▸ TASK INSTRUCTIONS
Pictures stay out; everything else in the records below is copied exactly.
— Begin ENTRIES SUPPLIED —
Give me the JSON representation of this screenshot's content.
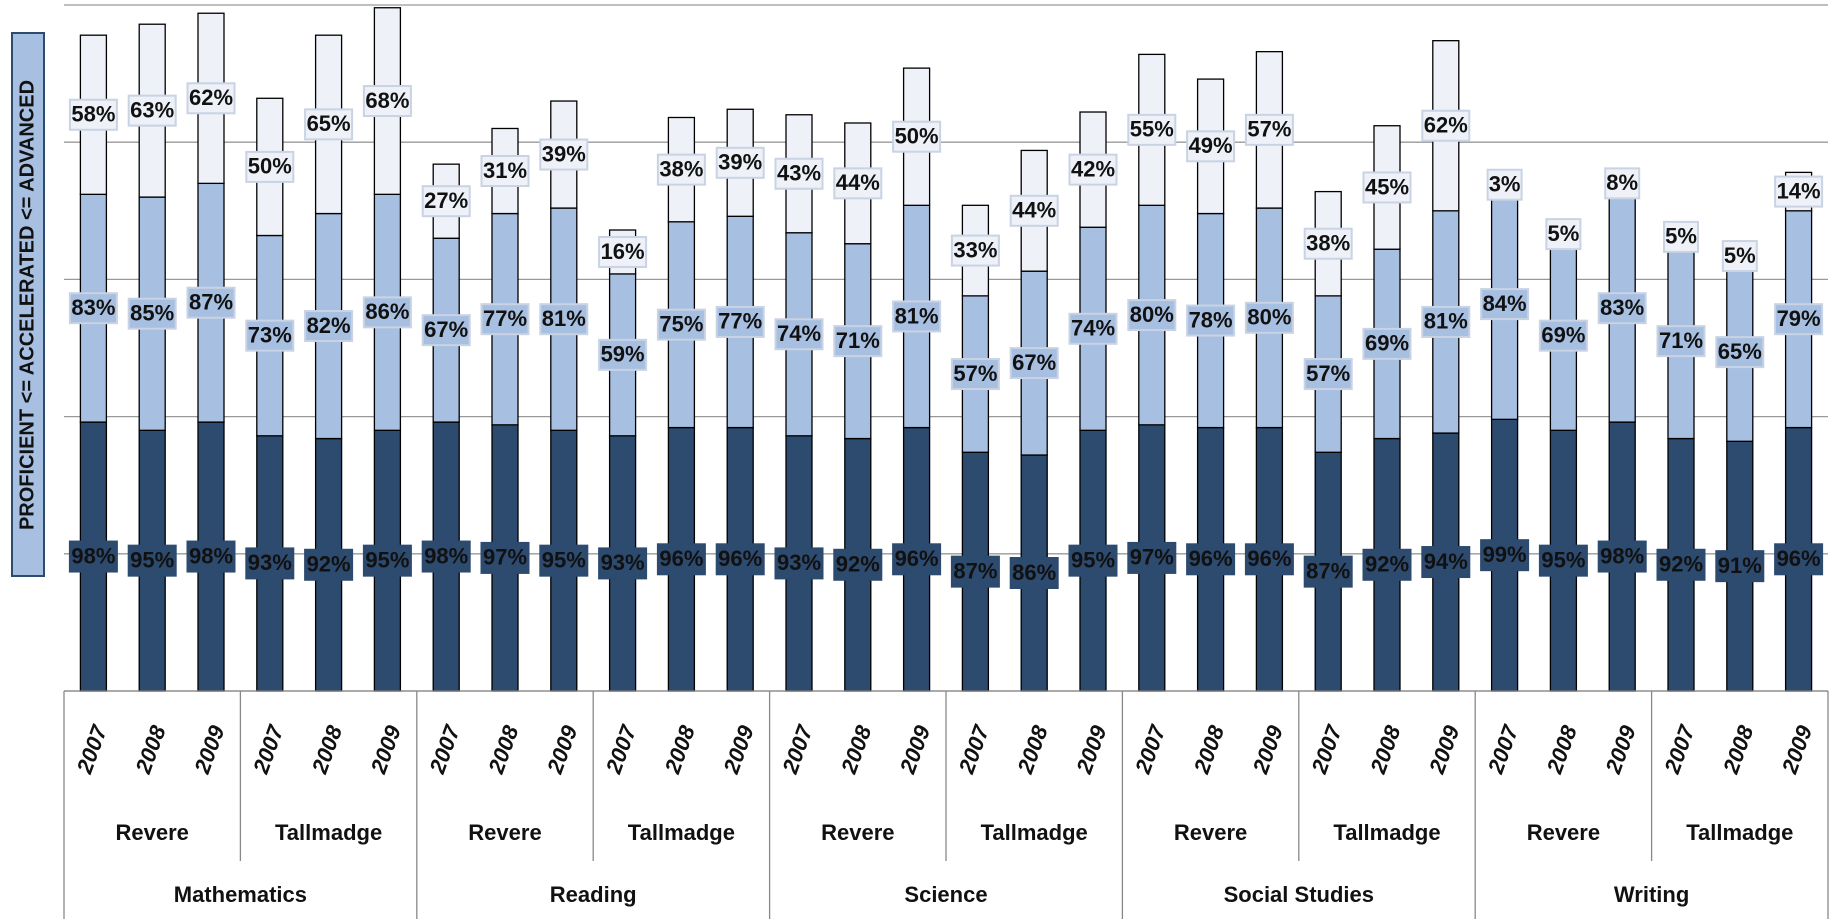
{
  "chart_data": {
    "type": "stacked_bar",
    "y_label": "PROFICIENT <= ACCELERATED <= ADVANCED",
    "categories": [
      "2007",
      "2008",
      "2009",
      "2007",
      "2008",
      "2009",
      "2007",
      "2008",
      "2009",
      "2007",
      "2008",
      "2009",
      "2007",
      "2008",
      "2009",
      "2007",
      "2008",
      "2009",
      "2007",
      "2008",
      "2009",
      "2007",
      "2008",
      "2009",
      "2007",
      "2008",
      "2009",
      "2007",
      "2008",
      "2009"
    ],
    "category_groups": [
      "Revere",
      "Tallmadge",
      "Revere",
      "Tallmadge",
      "Revere",
      "Tallmadge",
      "Revere",
      "Tallmadge",
      "Revere",
      "Tallmadge"
    ],
    "category_supergroups": [
      "Mathematics",
      "Reading",
      "Science",
      "Social Studies",
      "Writing"
    ],
    "series": [
      {
        "color": "#2d4a6f",
        "label_color": "#ffffff",
        "values": [
          98,
          95,
          98,
          93,
          92,
          95,
          98,
          97,
          95,
          93,
          96,
          96,
          93,
          92,
          96,
          87,
          86,
          95,
          97,
          96,
          96,
          87,
          92,
          94,
          99,
          95,
          98,
          92,
          91,
          96
        ],
        "value_labels": [
          "98%",
          "95%",
          "98%",
          "93%",
          "92%",
          "95%",
          "98%",
          "97%",
          "95%",
          "93%",
          "96%",
          "96%",
          "93%",
          "92%",
          "96%",
          "87%",
          "86%",
          "95%",
          "97%",
          "96%",
          "96%",
          "87%",
          "92%",
          "94%",
          "99%",
          "95%",
          "98%",
          "92%",
          "91%",
          "96%"
        ]
      },
      {
        "color": "#a7bfe1",
        "label_color": "#111111",
        "values": [
          83,
          85,
          87,
          73,
          82,
          86,
          67,
          77,
          81,
          59,
          75,
          77,
          74,
          71,
          81,
          57,
          67,
          74,
          80,
          78,
          80,
          57,
          69,
          81,
          84,
          69,
          83,
          71,
          65,
          79
        ],
        "value_labels": [
          "83%",
          "85%",
          "87%",
          "73%",
          "82%",
          "86%",
          "67%",
          "77%",
          "81%",
          "59%",
          "75%",
          "77%",
          "74%",
          "71%",
          "81%",
          "57%",
          "67%",
          "74%",
          "80%",
          "78%",
          "80%",
          "57%",
          "69%",
          "81%",
          "84%",
          "69%",
          "83%",
          "71%",
          "65%",
          "79%"
        ]
      },
      {
        "color": "#eef2f8",
        "label_color": "#111111",
        "values": [
          58,
          63,
          62,
          50,
          65,
          68,
          27,
          31,
          39,
          16,
          38,
          39,
          43,
          44,
          50,
          33,
          44,
          42,
          55,
          49,
          57,
          38,
          45,
          62,
          3,
          5,
          8,
          5,
          5,
          14
        ],
        "value_labels": [
          "58%",
          "63%",
          "62%",
          "50%",
          "65%",
          "68%",
          "27%",
          "31%",
          "39%",
          "16%",
          "38%",
          "39%",
          "43%",
          "44%",
          "50%",
          "33%",
          "44%",
          "42%",
          "55%",
          "49%",
          "57%",
          "38%",
          "45%",
          "62%",
          "3%",
          "5%",
          "8%",
          "5%",
          "5%",
          "14%"
        ]
      }
    ],
    "ylim": [
      0,
      250
    ],
    "yticks": [
      0,
      50,
      100,
      150,
      200,
      250
    ],
    "grid": true
  }
}
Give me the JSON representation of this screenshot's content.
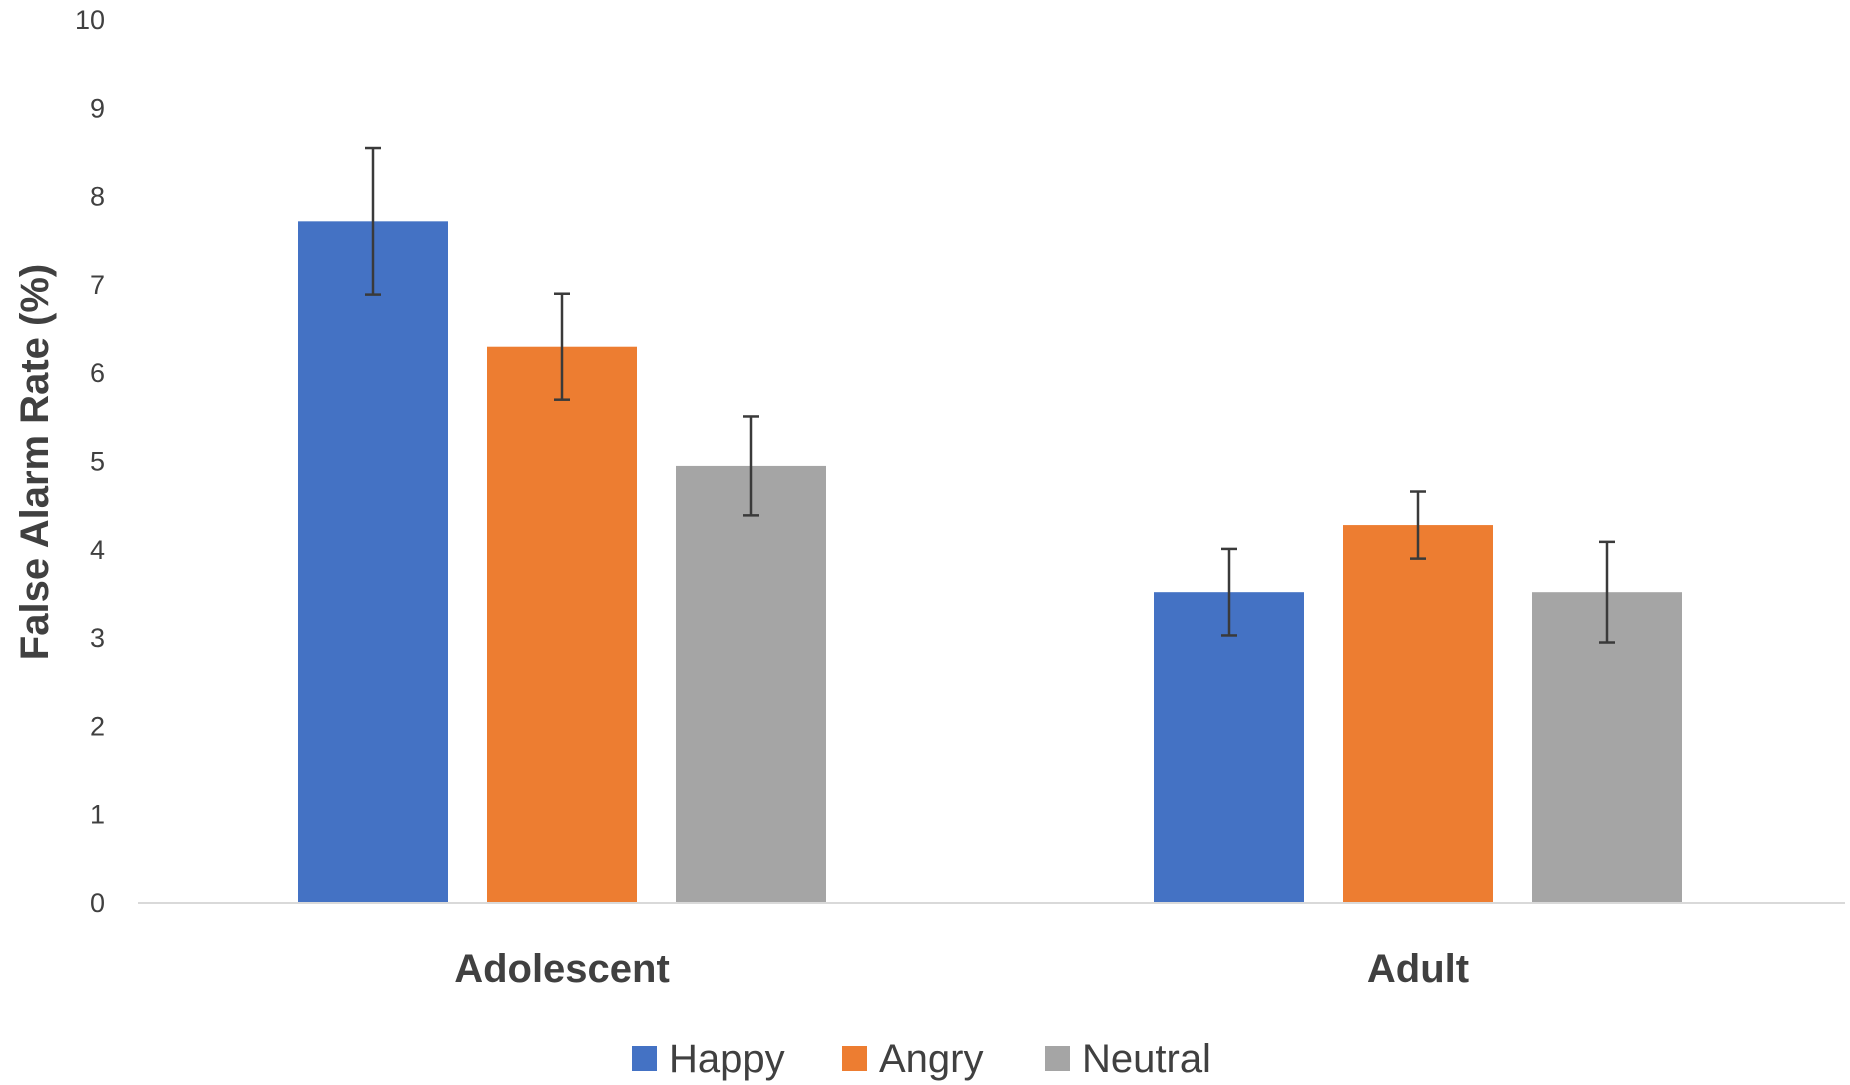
{
  "chart_data": {
    "type": "bar",
    "title": "",
    "xlabel": "",
    "ylabel": "False Alarm Rate (%)",
    "ylim": [
      0,
      10
    ],
    "yticks": [
      "0",
      "1",
      "2",
      "3",
      "4",
      "5",
      "6",
      "7",
      "8",
      "9",
      "10"
    ],
    "grid": false,
    "legend_position": "bottom",
    "categories": [
      "Adolescent",
      "Adult"
    ],
    "series": [
      {
        "name": "Happy",
        "color": "#4472C4",
        "values": [
          7.72,
          3.52
        ],
        "errors": [
          0.83,
          0.49
        ]
      },
      {
        "name": "Angry",
        "color": "#ED7D31",
        "values": [
          6.3,
          4.28
        ],
        "errors": [
          0.6,
          0.38
        ]
      },
      {
        "name": "Neutral",
        "color": "#A5A5A5",
        "values": [
          4.95,
          3.52
        ],
        "errors": [
          0.56,
          0.57
        ]
      }
    ]
  }
}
— End ENTRIES SUPPLIED —
▸ EXERCISE SOLUTION
Give me the JSON representation of this screenshot's content.
{
  "chart_data": {
    "type": "stacked_bar",
    "y_label": "PROFICIENT <= ACCELERATED <= ADVANCED",
    "categories": [
      "2007",
      "2008",
      "2009",
      "2007",
      "2008",
      "2009",
      "2007",
      "2008",
      "2009",
      "2007",
      "2008",
      "2009",
      "2007",
      "2008",
      "2009",
      "2007",
      "2008",
      "2009",
      "2007",
      "2008",
      "2009",
      "2007",
      "2008",
      "2009",
      "2007",
      "2008",
      "2009",
      "2007",
      "2008",
      "2009"
    ],
    "category_groups": [
      "Revere",
      "Tallmadge",
      "Revere",
      "Tallmadge",
      "Revere",
      "Tallmadge",
      "Revere",
      "Tallmadge",
      "Revere",
      "Tallmadge"
    ],
    "category_supergroups": [
      "Mathematics",
      "Reading",
      "Science",
      "Social Studies",
      "Writing"
    ],
    "series": [
      {
        "color": "#2d4a6f",
        "label_color": "#ffffff",
        "values": [
          98,
          95,
          98,
          93,
          92,
          95,
          98,
          97,
          95,
          93,
          96,
          96,
          93,
          92,
          96,
          87,
          86,
          95,
          97,
          96,
          96,
          87,
          92,
          94,
          99,
          95,
          98,
          92,
          91,
          96
        ],
        "value_labels": [
          "98%",
          "95%",
          "98%",
          "93%",
          "92%",
          "95%",
          "98%",
          "97%",
          "95%",
          "93%",
          "96%",
          "96%",
          "93%",
          "92%",
          "96%",
          "87%",
          "86%",
          "95%",
          "97%",
          "96%",
          "96%",
          "87%",
          "92%",
          "94%",
          "99%",
          "95%",
          "98%",
          "92%",
          "91%",
          "96%"
        ]
      },
      {
        "color": "#a7bfe1",
        "label_color": "#111111",
        "values": [
          83,
          85,
          87,
          73,
          82,
          86,
          67,
          77,
          81,
          59,
          75,
          77,
          74,
          71,
          81,
          57,
          67,
          74,
          80,
          78,
          80,
          57,
          69,
          81,
          84,
          69,
          83,
          71,
          65,
          79
        ],
        "value_labels": [
          "83%",
          "85%",
          "87%",
          "73%",
          "82%",
          "86%",
          "67%",
          "77%",
          "81%",
          "59%",
          "75%",
          "77%",
          "74%",
          "71%",
          "81%",
          "57%",
          "67%",
          "74%",
          "80%",
          "78%",
          "80%",
          "57%",
          "69%",
          "81%",
          "84%",
          "69%",
          "83%",
          "71%",
          "65%",
          "79%"
        ]
      },
      {
        "color": "#eef2f8",
        "label_color": "#111111",
        "values": [
          58,
          63,
          62,
          50,
          65,
          68,
          27,
          31,
          39,
          16,
          38,
          39,
          43,
          44,
          50,
          33,
          44,
          42,
          55,
          49,
          57,
          38,
          45,
          62,
          3,
          5,
          8,
          5,
          5,
          14
        ],
        "value_labels": [
          "58%",
          "63%",
          "62%",
          "50%",
          "65%",
          "68%",
          "27%",
          "31%",
          "39%",
          "16%",
          "38%",
          "39%",
          "43%",
          "44%",
          "50%",
          "33%",
          "44%",
          "42%",
          "55%",
          "49%",
          "57%",
          "38%",
          "45%",
          "62%",
          "3%",
          "5%",
          "8%",
          "5%",
          "5%",
          "14%"
        ]
      }
    ],
    "ylim": [
      0,
      250
    ],
    "yticks": [
      0,
      50,
      100,
      150,
      200,
      250
    ],
    "grid": true
  }
}
Give me the JSON representation of this screenshot's content.
{
  "chart_data": {
    "type": "bar",
    "title": "",
    "xlabel": "",
    "ylabel": "False Alarm Rate (%)",
    "ylim": [
      0,
      10
    ],
    "yticks": [
      "0",
      "1",
      "2",
      "3",
      "4",
      "5",
      "6",
      "7",
      "8",
      "9",
      "10"
    ],
    "grid": false,
    "legend_position": "bottom",
    "categories": [
      "Adolescent",
      "Adult"
    ],
    "series": [
      {
        "name": "Happy",
        "color": "#4472C4",
        "values": [
          7.72,
          3.52
        ],
        "errors": [
          0.83,
          0.49
        ]
      },
      {
        "name": "Angry",
        "color": "#ED7D31",
        "values": [
          6.3,
          4.28
        ],
        "errors": [
          0.6,
          0.38
        ]
      },
      {
        "name": "Neutral",
        "color": "#A5A5A5",
        "values": [
          4.95,
          3.52
        ],
        "errors": [
          0.56,
          0.57
        ]
      }
    ]
  }
}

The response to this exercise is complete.